----- Provided information
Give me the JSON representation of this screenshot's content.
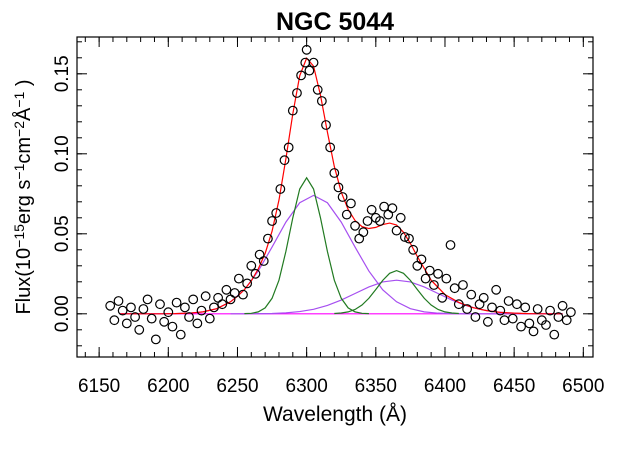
{
  "chart_data": {
    "type": "scatter",
    "title": "NGC 5044",
    "xlabel": "Wavelength (Å)",
    "ylabel": [
      {
        "text": "Flux(10",
        "sup": false
      },
      {
        "text": "−15",
        "sup": true
      },
      {
        "text": "erg s",
        "sup": false
      },
      {
        "text": "−1",
        "sup": true
      },
      {
        "text": "cm",
        "sup": false
      },
      {
        "text": "−2",
        "sup": true
      },
      {
        "text": "Å",
        "sup": false
      },
      {
        "text": "−1",
        "sup": true
      },
      {
        "text": " )",
        "sup": false
      }
    ],
    "xlim": [
      6134,
      6507
    ],
    "ylim": [
      -0.027,
      0.173
    ],
    "xticks": [
      6150,
      6200,
      6250,
      6300,
      6350,
      6400,
      6450,
      6500
    ],
    "yticks": [
      {
        "value": 0,
        "label": "0.00"
      },
      {
        "value": 0.05,
        "label": "0.05"
      },
      {
        "value": 0.1,
        "label": "0.10"
      },
      {
        "value": 0.15,
        "label": "0.15"
      }
    ],
    "xminor_step": 10,
    "yminor_step": 0.01,
    "marker_color": "#000000",
    "x": [
      6158,
      6161,
      6164,
      6167,
      6170,
      6173,
      6176,
      6179,
      6182,
      6185,
      6188,
      6191,
      6194,
      6197,
      6200,
      6203,
      6206,
      6209,
      6212,
      6215,
      6218,
      6221,
      6224,
      6227,
      6230,
      6233,
      6236,
      6239,
      6242,
      6245,
      6248,
      6251,
      6254,
      6257,
      6260,
      6263,
      6266,
      6269,
      6272,
      6275,
      6278,
      6281,
      6284,
      6287,
      6290,
      6293,
      6296,
      6299,
      6300,
      6302,
      6305,
      6308,
      6311,
      6314,
      6317,
      6320,
      6323,
      6326,
      6329,
      6332,
      6335,
      6338,
      6341,
      6344,
      6347,
      6350,
      6353,
      6356,
      6359,
      6362,
      6365,
      6368,
      6371,
      6374,
      6377,
      6380,
      6383,
      6386,
      6389,
      6392,
      6395,
      6398,
      6401,
      6404,
      6407,
      6410,
      6413,
      6416,
      6419,
      6422,
      6425,
      6428,
      6431,
      6434,
      6437,
      6440,
      6443,
      6446,
      6449,
      6452,
      6455,
      6458,
      6461,
      6464,
      6467,
      6470,
      6473,
      6476,
      6479,
      6482,
      6485,
      6488,
      6491
    ],
    "values": [
      0.005,
      -0.004,
      0.008,
      0.002,
      -0.006,
      0.004,
      -0.002,
      -0.01,
      0.003,
      0.009,
      -0.003,
      -0.016,
      0.006,
      -0.005,
      0.001,
      -0.008,
      0.007,
      -0.013,
      0.004,
      -0.002,
      0.009,
      -0.006,
      0.002,
      0.011,
      -0.003,
      0.004,
      0.01,
      0.006,
      0.015,
      0.009,
      0.013,
      0.022,
      0.012,
      0.019,
      0.03,
      0.025,
      0.037,
      0.033,
      0.047,
      0.058,
      0.063,
      0.078,
      0.096,
      0.104,
      0.127,
      0.138,
      0.149,
      0.157,
      0.165,
      0.152,
      0.157,
      0.14,
      0.133,
      0.118,
      0.104,
      0.088,
      0.079,
      0.073,
      0.062,
      0.069,
      0.055,
      0.047,
      0.051,
      0.058,
      0.065,
      0.06,
      0.058,
      0.067,
      0.062,
      0.066,
      0.052,
      0.06,
      0.048,
      0.047,
      0.04,
      0.03,
      0.034,
      0.022,
      0.027,
      0.018,
      0.025,
      0.01,
      0.022,
      0.043,
      0.016,
      0.006,
      0.018,
      0.003,
      0.012,
      -0.002,
      0.006,
      0.01,
      -0.005,
      0.004,
      0.015,
      0.002,
      -0.004,
      0.008,
      -0.003,
      0.006,
      -0.008,
      0.004,
      -0.006,
      -0.011,
      0.003,
      -0.004,
      -0.007,
      0.002,
      -0.013,
      -0.002,
      0.005,
      -0.004,
      0.001
    ],
    "lines": [
      {
        "color": "#ff00ff",
        "x": [
          6165,
          6485
        ],
        "values": [
          0,
          0
        ]
      },
      {
        "color": "#a64ff0",
        "x": [
          6165,
          6175,
          6185,
          6195,
          6205,
          6215,
          6225,
          6235,
          6245,
          6255,
          6265,
          6275,
          6285,
          6295,
          6305,
          6315,
          6325,
          6335,
          6345,
          6355,
          6365,
          6375,
          6385,
          6395,
          6405,
          6415,
          6425,
          6435,
          6445,
          6455,
          6465,
          6475,
          6485
        ],
        "values": [
          0,
          0,
          0,
          0,
          0.0001,
          0.0004,
          0.0012,
          0.0032,
          0.0075,
          0.015,
          0.0267,
          0.0417,
          0.0573,
          0.0694,
          0.074,
          0.0694,
          0.0573,
          0.0417,
          0.0267,
          0.015,
          0.0075,
          0.0032,
          0.0012,
          0.0004,
          0.0001,
          0,
          0,
          0,
          0,
          0,
          0,
          0,
          0
        ]
      },
      {
        "color": "#a64ff0",
        "x": [
          6245,
          6255,
          6265,
          6275,
          6285,
          6295,
          6305,
          6315,
          6325,
          6335,
          6345,
          6355,
          6365,
          6375,
          6385,
          6395,
          6405,
          6415,
          6425,
          6435,
          6445,
          6455,
          6465,
          6475,
          6485
        ],
        "values": [
          0,
          0,
          0.0001,
          0.0002,
          0.0006,
          0.0014,
          0.0028,
          0.0052,
          0.0086,
          0.0127,
          0.0168,
          0.0199,
          0.021,
          0.0199,
          0.0168,
          0.0127,
          0.0086,
          0.0052,
          0.0028,
          0.0014,
          0.0006,
          0.0002,
          0.0001,
          0,
          0
        ]
      },
      {
        "color": "#217a21",
        "x": [
          6255,
          6260,
          6265,
          6270,
          6275,
          6280,
          6285,
          6290,
          6295,
          6300,
          6305,
          6310,
          6315,
          6320,
          6325,
          6330,
          6335,
          6340,
          6345
        ],
        "values": [
          0.0001,
          0.0003,
          0.0012,
          0.0037,
          0.0097,
          0.021,
          0.039,
          0.06,
          0.078,
          0.085,
          0.078,
          0.06,
          0.039,
          0.021,
          0.0097,
          0.0037,
          0.0012,
          0.0003,
          0.0001
        ]
      },
      {
        "color": "#217a21",
        "x": [
          6320,
          6325,
          6330,
          6335,
          6340,
          6345,
          6350,
          6355,
          6360,
          6365,
          6370,
          6375,
          6380,
          6385,
          6390,
          6395,
          6400,
          6405,
          6410
        ],
        "values": [
          0.0002,
          0.0005,
          0.0012,
          0.0027,
          0.0055,
          0.0097,
          0.0152,
          0.0209,
          0.0253,
          0.027,
          0.0253,
          0.0209,
          0.0152,
          0.0097,
          0.0055,
          0.0027,
          0.0012,
          0.0005,
          0.0002
        ]
      },
      {
        "color": "#ff0000",
        "x": [
          6165,
          6175,
          6185,
          6195,
          6205,
          6215,
          6225,
          6235,
          6245,
          6250,
          6255,
          6260,
          6265,
          6270,
          6275,
          6280,
          6285,
          6290,
          6295,
          6300,
          6305,
          6310,
          6315,
          6320,
          6325,
          6330,
          6335,
          6340,
          6345,
          6350,
          6355,
          6360,
          6365,
          6370,
          6375,
          6380,
          6390,
          6400,
          6410,
          6420,
          6430,
          6440,
          6450,
          6460,
          6470,
          6485
        ],
        "values": [
          0,
          0,
          0,
          0,
          0.0001,
          0.0004,
          0.0012,
          0.0032,
          0.0075,
          0.0109,
          0.0151,
          0.0206,
          0.028,
          0.0377,
          0.0516,
          0.0711,
          0.0969,
          0.125,
          0.1488,
          0.1598,
          0.1548,
          0.1367,
          0.1136,
          0.0921,
          0.0761,
          0.0652,
          0.0583,
          0.0545,
          0.0533,
          0.054,
          0.0558,
          0.0567,
          0.0555,
          0.051,
          0.044,
          0.0358,
          0.021,
          0.012,
          0.0071,
          0.0039,
          0.002,
          0.0009,
          0.0004,
          0.0001,
          0,
          0
        ]
      }
    ]
  }
}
----------
## Work instructions:
Extract from the material all lines containing the string "text".

## The solution:
        "text": "Flux(10",
        "text": "−15",
        "text": "erg s",
        "text": "−1",
        "text": "cm",
        "text": "−2",
        "text": "Å",
        "text": "−1",
        "text": " )",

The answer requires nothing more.